Material for this exercise |
-*-
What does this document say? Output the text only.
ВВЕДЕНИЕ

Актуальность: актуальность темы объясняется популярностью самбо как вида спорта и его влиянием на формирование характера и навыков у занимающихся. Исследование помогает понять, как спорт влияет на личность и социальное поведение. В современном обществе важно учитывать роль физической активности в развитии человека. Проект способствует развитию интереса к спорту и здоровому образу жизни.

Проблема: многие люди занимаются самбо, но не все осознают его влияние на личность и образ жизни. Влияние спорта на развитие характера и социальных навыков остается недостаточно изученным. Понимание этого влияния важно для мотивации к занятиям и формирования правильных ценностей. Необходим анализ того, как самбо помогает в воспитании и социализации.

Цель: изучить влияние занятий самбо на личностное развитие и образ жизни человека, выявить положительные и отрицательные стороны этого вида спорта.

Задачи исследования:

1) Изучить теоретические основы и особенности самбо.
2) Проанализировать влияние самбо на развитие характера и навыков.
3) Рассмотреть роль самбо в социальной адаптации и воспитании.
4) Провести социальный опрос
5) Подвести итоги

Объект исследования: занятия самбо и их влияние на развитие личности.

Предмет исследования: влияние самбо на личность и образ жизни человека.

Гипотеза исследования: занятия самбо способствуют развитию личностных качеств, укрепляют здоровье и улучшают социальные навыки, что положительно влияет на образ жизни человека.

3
-*-
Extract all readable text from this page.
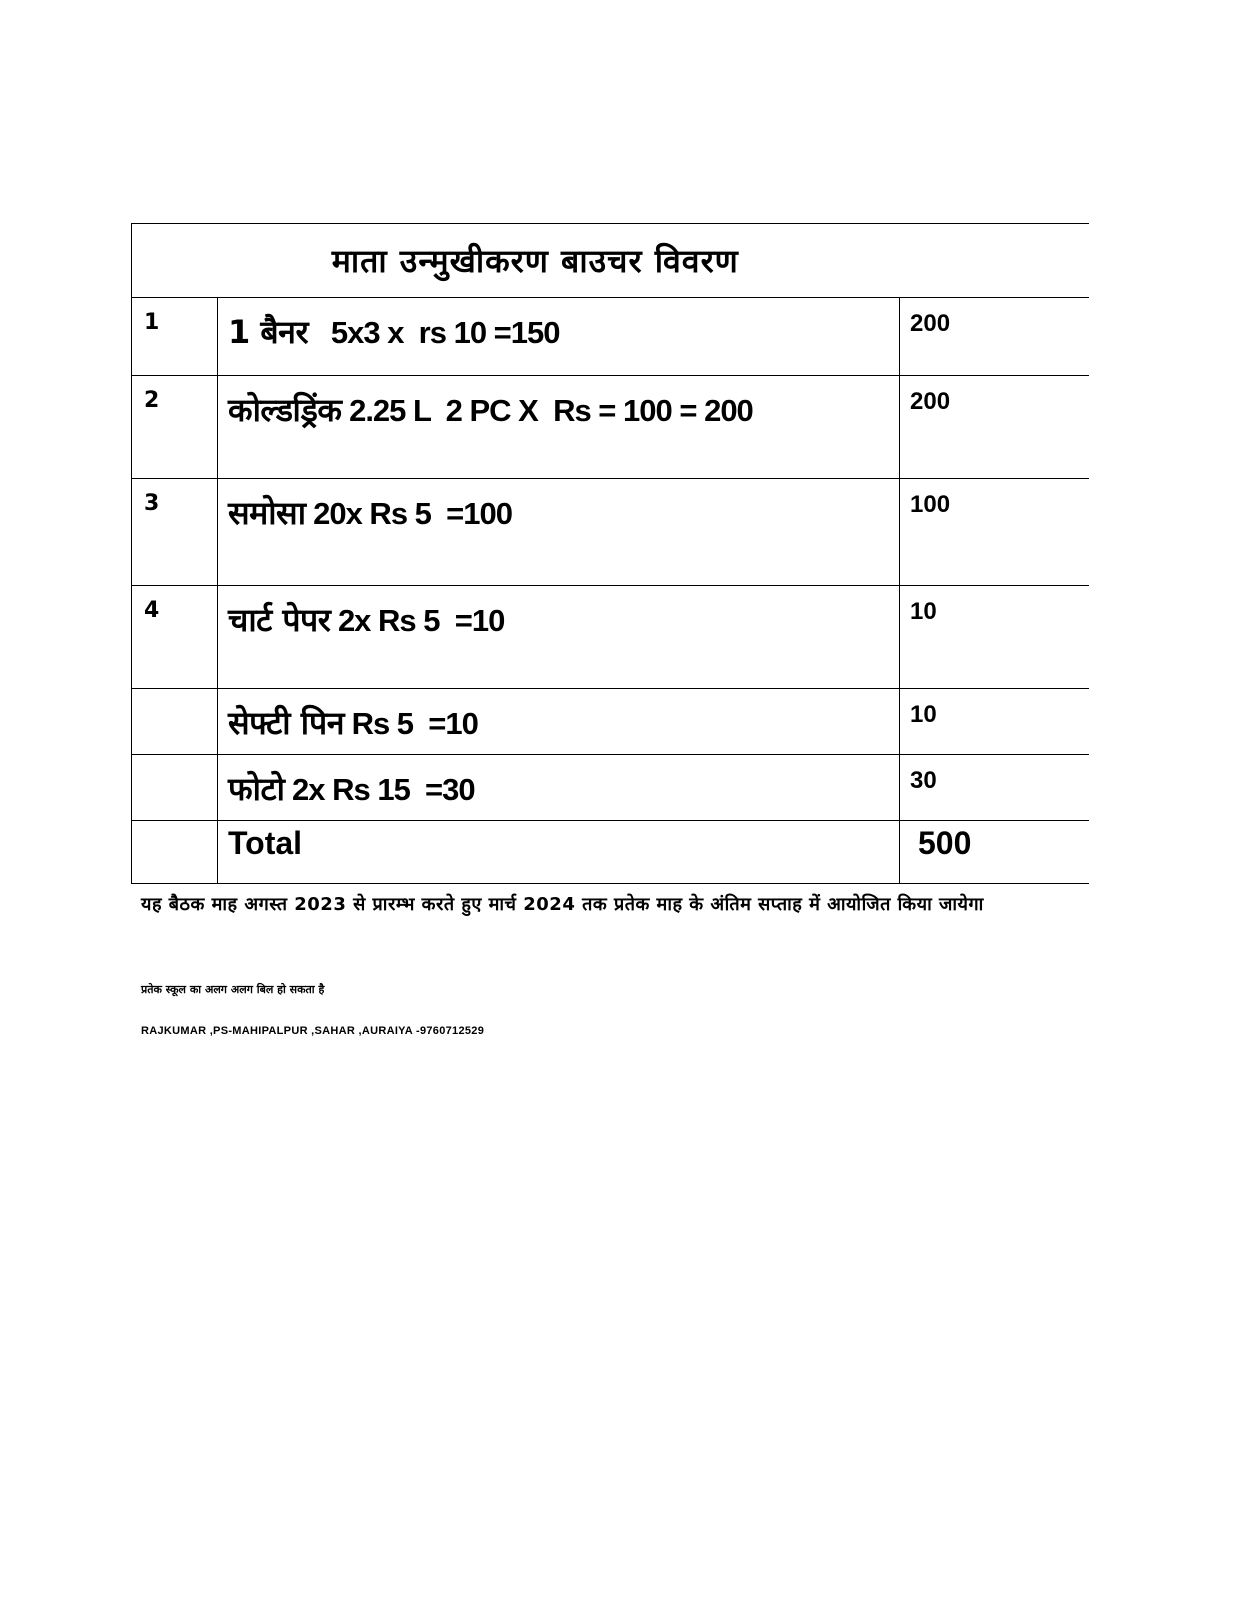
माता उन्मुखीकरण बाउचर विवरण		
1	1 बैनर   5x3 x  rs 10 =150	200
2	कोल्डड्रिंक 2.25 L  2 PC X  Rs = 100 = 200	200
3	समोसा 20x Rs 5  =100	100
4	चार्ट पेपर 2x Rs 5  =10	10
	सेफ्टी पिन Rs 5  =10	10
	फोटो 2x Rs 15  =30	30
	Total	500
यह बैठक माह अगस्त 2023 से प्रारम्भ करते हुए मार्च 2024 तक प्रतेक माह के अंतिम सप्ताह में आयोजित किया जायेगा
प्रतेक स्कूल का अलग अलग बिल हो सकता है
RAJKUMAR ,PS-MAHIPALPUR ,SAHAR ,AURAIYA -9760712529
-*-
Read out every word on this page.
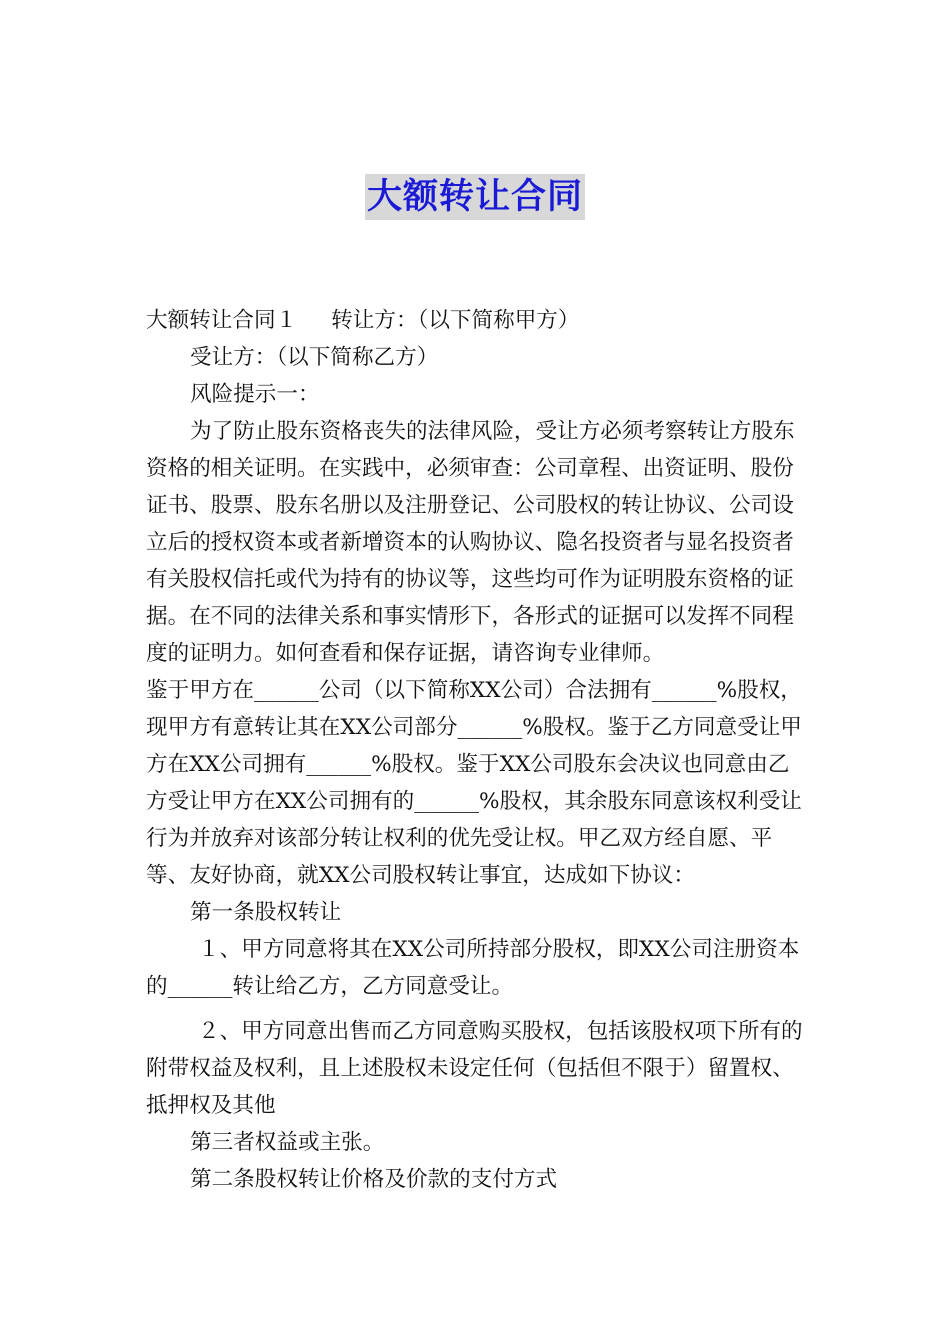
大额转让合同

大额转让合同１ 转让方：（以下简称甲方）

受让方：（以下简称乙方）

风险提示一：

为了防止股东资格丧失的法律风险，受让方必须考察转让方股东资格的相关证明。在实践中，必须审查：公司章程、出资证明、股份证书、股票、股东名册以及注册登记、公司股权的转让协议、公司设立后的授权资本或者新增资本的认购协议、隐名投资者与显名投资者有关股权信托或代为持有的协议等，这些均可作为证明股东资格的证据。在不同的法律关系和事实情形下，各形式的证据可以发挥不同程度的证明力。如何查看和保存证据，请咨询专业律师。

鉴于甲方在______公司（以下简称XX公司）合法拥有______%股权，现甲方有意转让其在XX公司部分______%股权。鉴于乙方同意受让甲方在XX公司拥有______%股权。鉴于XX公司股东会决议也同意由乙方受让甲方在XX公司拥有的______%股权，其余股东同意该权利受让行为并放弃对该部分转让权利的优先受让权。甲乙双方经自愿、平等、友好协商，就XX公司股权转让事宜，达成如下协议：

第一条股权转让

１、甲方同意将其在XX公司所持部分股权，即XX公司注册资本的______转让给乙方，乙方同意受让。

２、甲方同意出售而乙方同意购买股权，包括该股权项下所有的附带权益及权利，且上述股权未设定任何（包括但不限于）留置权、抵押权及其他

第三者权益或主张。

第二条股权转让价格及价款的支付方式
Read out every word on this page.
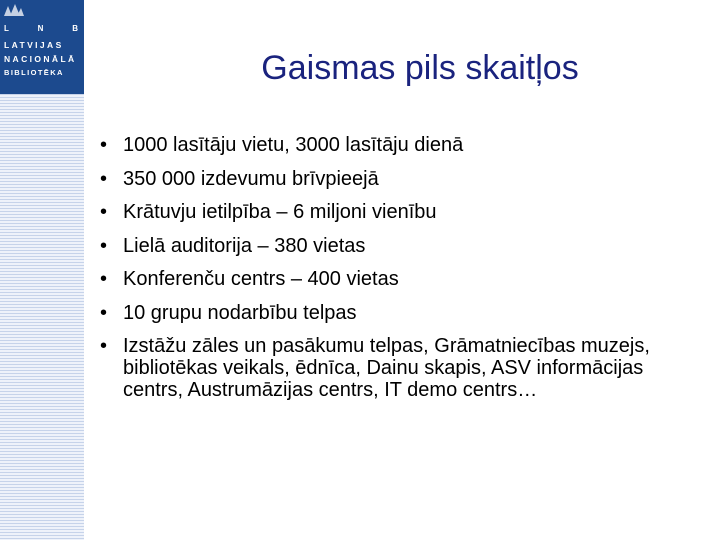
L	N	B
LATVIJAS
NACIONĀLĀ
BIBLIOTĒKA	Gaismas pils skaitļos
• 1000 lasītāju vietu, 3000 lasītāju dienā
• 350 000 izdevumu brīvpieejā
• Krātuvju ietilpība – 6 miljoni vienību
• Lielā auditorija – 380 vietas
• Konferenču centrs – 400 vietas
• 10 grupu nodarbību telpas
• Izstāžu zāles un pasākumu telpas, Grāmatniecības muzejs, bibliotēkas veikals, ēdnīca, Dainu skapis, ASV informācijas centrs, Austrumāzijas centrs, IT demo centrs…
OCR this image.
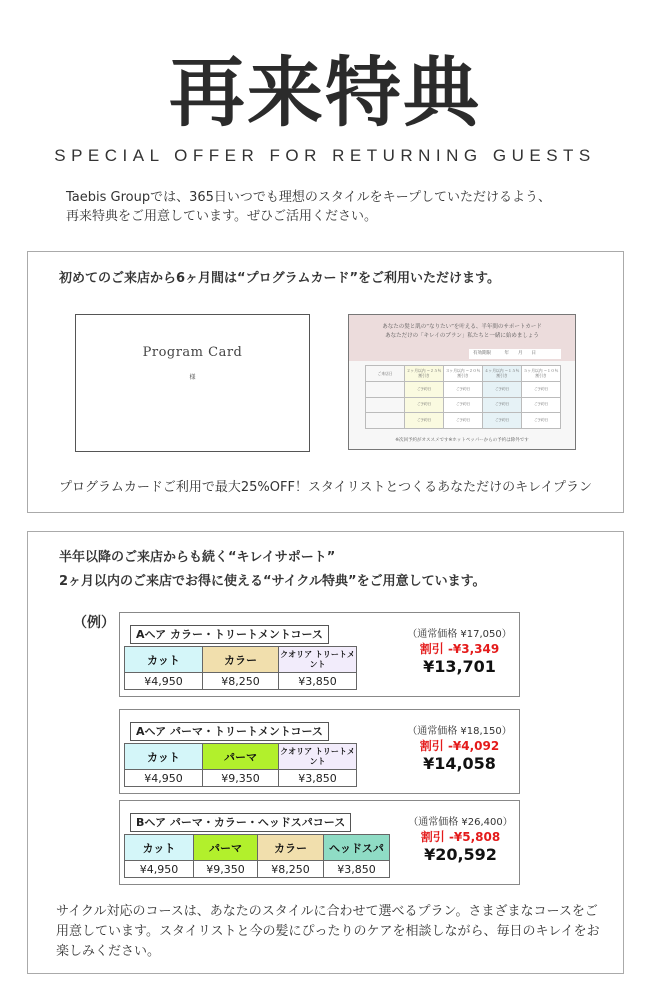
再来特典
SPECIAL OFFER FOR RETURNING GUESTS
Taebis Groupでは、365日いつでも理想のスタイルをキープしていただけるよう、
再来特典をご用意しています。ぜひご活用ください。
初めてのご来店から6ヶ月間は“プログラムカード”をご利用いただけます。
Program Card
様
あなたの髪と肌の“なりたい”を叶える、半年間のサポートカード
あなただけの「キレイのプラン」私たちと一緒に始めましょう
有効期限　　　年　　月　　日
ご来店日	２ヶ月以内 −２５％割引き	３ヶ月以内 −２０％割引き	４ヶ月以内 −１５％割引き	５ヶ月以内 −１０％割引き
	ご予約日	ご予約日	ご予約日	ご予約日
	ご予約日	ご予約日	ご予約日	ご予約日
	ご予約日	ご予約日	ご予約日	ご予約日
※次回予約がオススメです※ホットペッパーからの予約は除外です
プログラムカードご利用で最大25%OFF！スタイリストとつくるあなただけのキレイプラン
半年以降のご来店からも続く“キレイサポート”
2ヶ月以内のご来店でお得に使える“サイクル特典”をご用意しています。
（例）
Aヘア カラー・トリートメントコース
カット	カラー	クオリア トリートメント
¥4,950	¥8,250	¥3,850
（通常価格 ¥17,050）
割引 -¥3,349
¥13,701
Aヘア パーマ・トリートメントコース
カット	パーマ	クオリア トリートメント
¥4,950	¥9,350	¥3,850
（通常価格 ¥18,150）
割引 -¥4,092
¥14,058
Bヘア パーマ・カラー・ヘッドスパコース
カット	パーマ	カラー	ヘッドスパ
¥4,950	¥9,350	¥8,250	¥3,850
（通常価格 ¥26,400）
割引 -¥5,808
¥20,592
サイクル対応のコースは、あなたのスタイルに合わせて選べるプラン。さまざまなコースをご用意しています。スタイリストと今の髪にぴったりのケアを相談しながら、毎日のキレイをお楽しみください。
-*-
Short problem |
Gather from the entries above all lines that include the string "centrs".

Answer to this task |
• Konferenču centrs – 400 vietas
• Izstāžu zāles un pasākumu telpas, Grāmatniecības muzejs, bibliotēkas veikals, ēdnīca, Dainu skapis, ASV informācijas centrs, Austrumāzijas centrs, IT demo centrs…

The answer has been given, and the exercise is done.